▸ Input records
····················

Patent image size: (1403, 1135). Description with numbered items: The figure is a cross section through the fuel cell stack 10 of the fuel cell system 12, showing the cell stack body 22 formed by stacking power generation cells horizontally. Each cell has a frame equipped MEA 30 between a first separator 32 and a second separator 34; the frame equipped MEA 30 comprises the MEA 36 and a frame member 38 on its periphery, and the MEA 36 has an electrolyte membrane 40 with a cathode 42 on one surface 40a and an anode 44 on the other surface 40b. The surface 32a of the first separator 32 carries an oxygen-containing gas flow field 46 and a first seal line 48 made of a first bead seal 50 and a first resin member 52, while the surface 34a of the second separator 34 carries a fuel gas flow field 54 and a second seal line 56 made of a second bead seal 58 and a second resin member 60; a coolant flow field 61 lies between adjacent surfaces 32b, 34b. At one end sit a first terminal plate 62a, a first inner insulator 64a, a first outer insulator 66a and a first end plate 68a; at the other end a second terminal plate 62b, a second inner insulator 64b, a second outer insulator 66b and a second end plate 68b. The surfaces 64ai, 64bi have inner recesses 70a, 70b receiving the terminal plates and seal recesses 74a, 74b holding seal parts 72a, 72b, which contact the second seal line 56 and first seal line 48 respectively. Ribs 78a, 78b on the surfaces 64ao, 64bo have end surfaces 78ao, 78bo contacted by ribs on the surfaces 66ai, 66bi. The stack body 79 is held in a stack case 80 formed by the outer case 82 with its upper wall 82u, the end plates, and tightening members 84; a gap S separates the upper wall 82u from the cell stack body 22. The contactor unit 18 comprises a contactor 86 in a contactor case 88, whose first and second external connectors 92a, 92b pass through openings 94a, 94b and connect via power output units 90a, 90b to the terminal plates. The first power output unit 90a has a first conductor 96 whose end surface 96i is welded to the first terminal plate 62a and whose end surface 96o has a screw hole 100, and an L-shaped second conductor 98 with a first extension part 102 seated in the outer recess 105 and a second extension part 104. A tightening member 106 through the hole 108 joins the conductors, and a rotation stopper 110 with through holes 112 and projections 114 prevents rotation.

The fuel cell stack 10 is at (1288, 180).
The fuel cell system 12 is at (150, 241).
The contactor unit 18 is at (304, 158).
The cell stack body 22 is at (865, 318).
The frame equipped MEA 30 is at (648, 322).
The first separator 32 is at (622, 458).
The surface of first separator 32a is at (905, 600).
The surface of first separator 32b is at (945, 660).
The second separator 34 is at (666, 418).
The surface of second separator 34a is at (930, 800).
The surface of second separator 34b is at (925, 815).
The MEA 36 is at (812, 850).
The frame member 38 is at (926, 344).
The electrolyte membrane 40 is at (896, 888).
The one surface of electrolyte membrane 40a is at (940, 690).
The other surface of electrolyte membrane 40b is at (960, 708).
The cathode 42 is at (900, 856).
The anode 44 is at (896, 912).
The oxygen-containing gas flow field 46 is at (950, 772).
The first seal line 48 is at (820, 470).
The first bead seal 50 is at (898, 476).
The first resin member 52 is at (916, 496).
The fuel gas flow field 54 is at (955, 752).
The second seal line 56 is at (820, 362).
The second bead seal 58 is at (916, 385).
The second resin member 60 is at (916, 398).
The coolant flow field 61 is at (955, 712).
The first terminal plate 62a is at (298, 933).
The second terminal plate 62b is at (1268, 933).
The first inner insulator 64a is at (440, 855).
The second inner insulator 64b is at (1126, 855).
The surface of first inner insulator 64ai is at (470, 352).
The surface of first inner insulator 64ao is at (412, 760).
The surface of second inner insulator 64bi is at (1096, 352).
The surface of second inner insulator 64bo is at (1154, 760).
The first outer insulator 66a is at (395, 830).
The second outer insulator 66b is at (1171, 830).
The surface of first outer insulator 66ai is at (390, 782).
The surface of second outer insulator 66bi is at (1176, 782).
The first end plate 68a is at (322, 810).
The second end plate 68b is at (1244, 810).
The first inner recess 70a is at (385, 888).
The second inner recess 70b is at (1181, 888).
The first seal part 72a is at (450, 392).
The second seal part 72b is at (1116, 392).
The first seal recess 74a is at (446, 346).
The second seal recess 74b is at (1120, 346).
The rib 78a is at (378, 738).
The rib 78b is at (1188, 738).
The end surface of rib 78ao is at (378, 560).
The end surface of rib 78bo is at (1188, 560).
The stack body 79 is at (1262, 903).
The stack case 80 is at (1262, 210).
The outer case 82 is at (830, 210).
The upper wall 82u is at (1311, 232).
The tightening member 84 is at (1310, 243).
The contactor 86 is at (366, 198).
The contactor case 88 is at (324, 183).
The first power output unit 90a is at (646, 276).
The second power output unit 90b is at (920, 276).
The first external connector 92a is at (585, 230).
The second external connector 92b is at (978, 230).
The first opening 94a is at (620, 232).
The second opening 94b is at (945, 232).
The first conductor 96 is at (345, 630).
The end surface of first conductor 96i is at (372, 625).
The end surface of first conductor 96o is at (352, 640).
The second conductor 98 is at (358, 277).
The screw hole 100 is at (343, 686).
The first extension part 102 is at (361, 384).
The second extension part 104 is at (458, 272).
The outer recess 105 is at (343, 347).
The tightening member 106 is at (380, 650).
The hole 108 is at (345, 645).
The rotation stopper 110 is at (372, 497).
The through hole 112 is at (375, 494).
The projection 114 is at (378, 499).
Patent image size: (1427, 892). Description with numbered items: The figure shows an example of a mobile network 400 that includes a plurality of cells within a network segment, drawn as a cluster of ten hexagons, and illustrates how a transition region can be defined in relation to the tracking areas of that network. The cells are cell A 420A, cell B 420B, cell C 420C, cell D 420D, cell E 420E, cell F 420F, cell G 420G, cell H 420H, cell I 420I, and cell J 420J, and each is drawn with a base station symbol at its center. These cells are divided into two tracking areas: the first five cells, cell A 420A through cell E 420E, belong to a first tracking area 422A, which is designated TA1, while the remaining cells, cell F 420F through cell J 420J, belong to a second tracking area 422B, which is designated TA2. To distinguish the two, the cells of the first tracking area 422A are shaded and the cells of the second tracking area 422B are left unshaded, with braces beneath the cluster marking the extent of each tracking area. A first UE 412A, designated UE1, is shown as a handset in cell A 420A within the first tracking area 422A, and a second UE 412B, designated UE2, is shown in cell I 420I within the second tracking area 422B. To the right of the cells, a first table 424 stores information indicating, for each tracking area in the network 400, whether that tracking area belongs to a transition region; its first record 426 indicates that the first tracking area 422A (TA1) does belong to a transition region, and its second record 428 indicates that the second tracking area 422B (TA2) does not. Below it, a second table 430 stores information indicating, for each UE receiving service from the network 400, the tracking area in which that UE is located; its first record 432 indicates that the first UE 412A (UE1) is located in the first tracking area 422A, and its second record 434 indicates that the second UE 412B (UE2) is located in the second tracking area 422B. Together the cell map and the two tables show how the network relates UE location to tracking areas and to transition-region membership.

····················

▸ Task goal
Exactly as written, please output every entry.

▸ Completed exercise
Patent image size: (1403, 1135). Description with numbered items: The figure is a cross section through the fuel cell stack 10 of the fuel cell system 12, showing the cell stack body 22 formed by stacking power generation cells horizontally. Each cell has a frame equipped MEA 30 between a first separator 32 and a second separator 34; the frame equipped MEA 30 comprises the MEA 36 and a frame member 38 on its periphery, and the MEA 36 has an electrolyte membrane 40 with a cathode 42 on one surface 40a and an anode 44 on the other surface 40b. The surface 32a of the first separator 32 carries an oxygen-containing gas flow field 46 and a first seal line 48 made of a first bead seal 50 and a first resin member 52, while the surface 34a of the second separator 34 carries a fuel gas flow field 54 and a second seal line 56 made of a second bead seal 58 and a second resin member 60; a coolant flow field 61 lies between adjacent surfaces 32b, 34b. At one end sit a first terminal plate 62a, a first inner insulator 64a, a first outer insulator 66a and a first end plate 68a; at the other end a second terminal plate 62b, a second inner insulator 64b, a second outer insulator 66b and a second end plate 68b. The surfaces 64ai, 64bi have inner recesses 70a, 70b receiving the terminal plates and seal recesses 74a, 74b holding seal parts 72a, 72b, which contact the second seal line 56 and first seal line 48 respectively. Ribs 78a, 78b on the surfaces 64ao, 64bo have end surfaces 78ao, 78bo contacted by ribs on the surfaces 66ai, 66bi. The stack body 79 is held in a stack case 80 formed by the outer case 82 with its upper wall 82u, the end plates, and tightening members 84; a gap S separates the upper wall 82u from the cell stack body 22. The contactor unit 18 comprises a contactor 86 in a contactor case 88, whose first and second external connectors 92a, 92b pass through openings 94a, 94b and connect via power output units 90a, 90b to the terminal plates. The first power output unit 90a has a first conductor 96 whose end surface 96i is welded to the first terminal plate 62a and whose end surface 96o has a screw hole 100, and an L-shaped second conductor 98 with a first extension part 102 seated in the outer recess 105 and a second extension part 104. A tightening member 106 through the hole 108 joins the conductors, and a rotation stopper 110 with through holes 112 and projections 114 prevents rotation.

The fuel cell stack 10 is at (1288, 180).
The fuel cell system 12 is at (150, 241).
The contactor unit 18 is at (304, 158).
The cell stack body 22 is at (865, 318).
The frame equipped MEA 30 is at (648, 322).
The first separator 32 is at (622, 458).
The surface of first separator 32a is at (905, 600).
The surface of first separator 32b is at (945, 660).
The second separator 34 is at (666, 418).
The surface of second separator 34a is at (930, 800).
The surface of second separator 34b is at (925, 815).
The MEA 36 is at (812, 850).
The frame member 38 is at (926, 344).
The electrolyte membrane 40 is at (896, 888).
The one surface of electrolyte membrane 40a is at (940, 690).
The other surface of electrolyte membrane 40b is at (960, 708).
The cathode 42 is at (900, 856).
The anode 44 is at (896, 912).
The oxygen-containing gas flow field 46 is at (950, 772).
The first seal line 48 is at (820, 470).
The first bead seal 50 is at (898, 476).
The first resin member 52 is at (916, 496).
The fuel gas flow field 54 is at (955, 752).
The second seal line 56 is at (820, 362).
The second bead seal 58 is at (916, 385).
The second resin member 60 is at (916, 398).
The coolant flow field 61 is at (955, 712).
The first terminal plate 62a is at (298, 933).
The second terminal plate 62b is at (1268, 933).
The first inner insulator 64a is at (440, 855).
The second inner insulator 64b is at (1126, 855).
The surface of first inner insulator 64ai is at (470, 352).
The surface of first inner insulator 64ao is at (412, 760).
The surface of second inner insulator 64bi is at (1096, 352).
The surface of second inner insulator 64bo is at (1154, 760).
The first outer insulator 66a is at (395, 830).
The second outer insulator 66b is at (1171, 830).
The surface of first outer insulator 66ai is at (390, 782).
The surface of second outer insulator 66bi is at (1176, 782).
The first end plate 68a is at (322, 810).
The second end plate 68b is at (1244, 810).
The first inner recess 70a is at (385, 888).
The second inner recess 70b is at (1181, 888).
The first seal part 72a is at (450, 392).
The second seal part 72b is at (1116, 392).
The first seal recess 74a is at (446, 346).
The second seal recess 74b is at (1120, 346).
The rib 78a is at (378, 738).
The rib 78b is at (1188, 738).
The end surface of rib 78ao is at (378, 560).
The end surface of rib 78bo is at (1188, 560).
The stack body 79 is at (1262, 903).
The stack case 80 is at (1262, 210).
The outer case 82 is at (830, 210).
The upper wall 82u is at (1311, 232).
The tightening member 84 is at (1310, 243).
The contactor 86 is at (366, 198).
The contactor case 88 is at (324, 183).
The first power output unit 90a is at (646, 276).
The second power output unit 90b is at (920, 276).
The first external connector 92a is at (585, 230).
The second external connector 92b is at (978, 230).
The first opening 94a is at (620, 232).
The second opening 94b is at (945, 232).
The first conductor 96 is at (345, 630).
The end surface of first conductor 96i is at (372, 625).
The end surface of first conductor 96o is at (352, 640).
The second conductor 98 is at (358, 277).
The screw hole 100 is at (343, 686).
The first extension part 102 is at (361, 384).
The second extension part 104 is at (458, 272).
The outer recess 105 is at (343, 347).
The tightening member 106 is at (380, 650).
The hole 108 is at (345, 645).
The rotation stopper 110 is at (372, 497).
The through hole 112 is at (375, 494).
The projection 114 is at (378, 499).
Patent image size: (1427, 892). Description with numbered items: The figure shows an example of a mobile network 400 that includes a plurality of cells within a network segment, drawn as a cluster of ten hexagons, and illustrates how a transition region can be defined in relation to the tracking areas of that network. The cells are cell A 420A, cell B 420B, cell C 420C, cell D 420D, cell E 420E, cell F 420F, cell G 420G, cell H 420H, cell I 420I, and cell J 420J, and each is drawn with a base station symbol at its center. These cells are divided into two tracking areas: the first five cells, cell A 420A through cell E 420E, belong to a first tracking area 422A, which is designated TA1, while the remaining cells, cell F 420F through cell J 420J, belong to a second tracking area 422B, which is designated TA2. To distinguish the two, the cells of the first tracking area 422A are shaded and the cells of the second tracking area 422B are left unshaded, with braces beneath the cluster marking the extent of each tracking area. A first UE 412A, designated UE1, is shown as a handset in cell A 420A within the first tracking area 422A, and a second UE 412B, designated UE2, is shown in cell I 420I within the second tracking area 422B. To the right of the cells, a first table 424 stores information indicating, for each tracking area in the network 400, whether that tracking area belongs to a transition region; its first record 426 indicates that the first tracking area 422A (TA1) does belong to a transition region, and its second record 428 indicates that the second tracking area 422B (TA2) does not. Below it, a second table 430 stores information indicating, for each UE receiving service from the network 400, the tracking area in which that UE is located; its first record 432 indicates that the first UE 412A (UE1) is located in the first tracking area 422A, and its second record 434 indicates that the second UE 412B (UE2) is located in the second tracking area 422B. Together the cell map and the two tables show how the network relates UE location to tracking areas and to transition-region membership.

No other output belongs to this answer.